Task brief -> Work through the data line by line, gathering every line that has the word "Drehmoment".

* start Material provided *

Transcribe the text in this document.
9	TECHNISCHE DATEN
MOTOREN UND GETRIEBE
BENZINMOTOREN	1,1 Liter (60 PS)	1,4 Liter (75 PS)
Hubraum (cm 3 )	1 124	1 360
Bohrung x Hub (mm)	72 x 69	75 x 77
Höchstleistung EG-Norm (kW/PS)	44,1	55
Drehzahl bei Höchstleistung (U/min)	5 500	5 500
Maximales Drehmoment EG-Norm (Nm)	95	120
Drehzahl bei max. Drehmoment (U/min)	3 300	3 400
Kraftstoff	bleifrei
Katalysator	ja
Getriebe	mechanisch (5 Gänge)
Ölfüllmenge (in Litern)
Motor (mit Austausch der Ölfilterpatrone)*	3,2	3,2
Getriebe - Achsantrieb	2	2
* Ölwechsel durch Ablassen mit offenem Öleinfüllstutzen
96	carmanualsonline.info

* end Material provided *
* start Material provided *

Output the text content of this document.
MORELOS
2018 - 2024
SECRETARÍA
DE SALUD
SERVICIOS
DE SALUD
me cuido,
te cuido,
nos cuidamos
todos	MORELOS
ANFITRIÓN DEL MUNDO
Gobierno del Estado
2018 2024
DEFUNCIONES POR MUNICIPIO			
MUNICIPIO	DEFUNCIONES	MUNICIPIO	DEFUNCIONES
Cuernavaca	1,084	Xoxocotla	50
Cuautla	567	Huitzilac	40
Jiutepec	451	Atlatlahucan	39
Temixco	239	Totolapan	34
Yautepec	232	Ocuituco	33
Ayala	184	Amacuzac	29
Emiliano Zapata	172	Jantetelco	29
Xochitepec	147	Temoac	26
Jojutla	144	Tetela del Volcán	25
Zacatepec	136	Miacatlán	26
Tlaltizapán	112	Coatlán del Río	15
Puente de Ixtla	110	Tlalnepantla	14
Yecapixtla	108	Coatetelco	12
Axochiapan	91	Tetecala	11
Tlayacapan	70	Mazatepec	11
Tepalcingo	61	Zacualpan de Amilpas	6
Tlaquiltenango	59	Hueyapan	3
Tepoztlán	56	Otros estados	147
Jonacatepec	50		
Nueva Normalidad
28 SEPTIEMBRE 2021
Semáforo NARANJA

* end Material provided *
* start Material provided *

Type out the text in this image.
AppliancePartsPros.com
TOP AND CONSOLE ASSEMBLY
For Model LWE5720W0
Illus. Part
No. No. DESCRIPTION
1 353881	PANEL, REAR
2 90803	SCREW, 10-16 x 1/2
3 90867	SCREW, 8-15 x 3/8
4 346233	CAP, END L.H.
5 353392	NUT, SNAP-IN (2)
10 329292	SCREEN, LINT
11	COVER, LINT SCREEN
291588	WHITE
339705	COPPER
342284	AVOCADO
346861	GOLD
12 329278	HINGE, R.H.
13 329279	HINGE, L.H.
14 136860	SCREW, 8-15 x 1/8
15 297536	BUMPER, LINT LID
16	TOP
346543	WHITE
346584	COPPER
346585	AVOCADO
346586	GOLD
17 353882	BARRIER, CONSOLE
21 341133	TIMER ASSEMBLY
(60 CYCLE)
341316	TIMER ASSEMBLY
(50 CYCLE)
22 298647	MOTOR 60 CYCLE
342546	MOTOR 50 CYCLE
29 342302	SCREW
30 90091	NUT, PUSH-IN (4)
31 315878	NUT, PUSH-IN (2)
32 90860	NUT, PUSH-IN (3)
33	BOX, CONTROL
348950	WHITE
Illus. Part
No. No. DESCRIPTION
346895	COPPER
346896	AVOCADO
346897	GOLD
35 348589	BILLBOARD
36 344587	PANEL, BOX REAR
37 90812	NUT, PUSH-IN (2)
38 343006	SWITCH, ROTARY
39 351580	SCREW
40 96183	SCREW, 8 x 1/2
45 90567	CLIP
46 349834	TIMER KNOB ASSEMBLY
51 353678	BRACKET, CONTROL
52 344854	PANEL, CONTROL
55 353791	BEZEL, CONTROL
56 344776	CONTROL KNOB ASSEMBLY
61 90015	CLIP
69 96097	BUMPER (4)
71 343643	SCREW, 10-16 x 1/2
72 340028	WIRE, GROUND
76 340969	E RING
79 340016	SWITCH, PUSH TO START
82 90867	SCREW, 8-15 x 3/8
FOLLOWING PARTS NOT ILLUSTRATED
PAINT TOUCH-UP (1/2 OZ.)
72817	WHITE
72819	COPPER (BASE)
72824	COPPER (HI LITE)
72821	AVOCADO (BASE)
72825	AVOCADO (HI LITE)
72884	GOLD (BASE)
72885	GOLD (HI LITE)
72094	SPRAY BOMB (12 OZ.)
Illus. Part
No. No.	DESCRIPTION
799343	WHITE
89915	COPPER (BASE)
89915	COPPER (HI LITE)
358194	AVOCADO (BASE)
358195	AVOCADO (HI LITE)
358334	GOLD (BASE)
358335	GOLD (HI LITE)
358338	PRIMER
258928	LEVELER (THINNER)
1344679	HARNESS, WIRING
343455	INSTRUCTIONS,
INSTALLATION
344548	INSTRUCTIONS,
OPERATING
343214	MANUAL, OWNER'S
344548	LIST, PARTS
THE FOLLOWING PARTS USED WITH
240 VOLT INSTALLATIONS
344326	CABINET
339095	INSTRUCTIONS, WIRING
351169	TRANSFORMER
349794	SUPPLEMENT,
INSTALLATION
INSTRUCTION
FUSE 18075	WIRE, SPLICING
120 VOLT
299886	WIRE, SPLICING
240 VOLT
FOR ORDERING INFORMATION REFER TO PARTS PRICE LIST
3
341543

* end Material provided *

Result of the task ->
Maximales Drehmoment EG-Norm (Nm)	95	120
Drehzahl bei max. Drehmoment (U/min)	3 300	3 400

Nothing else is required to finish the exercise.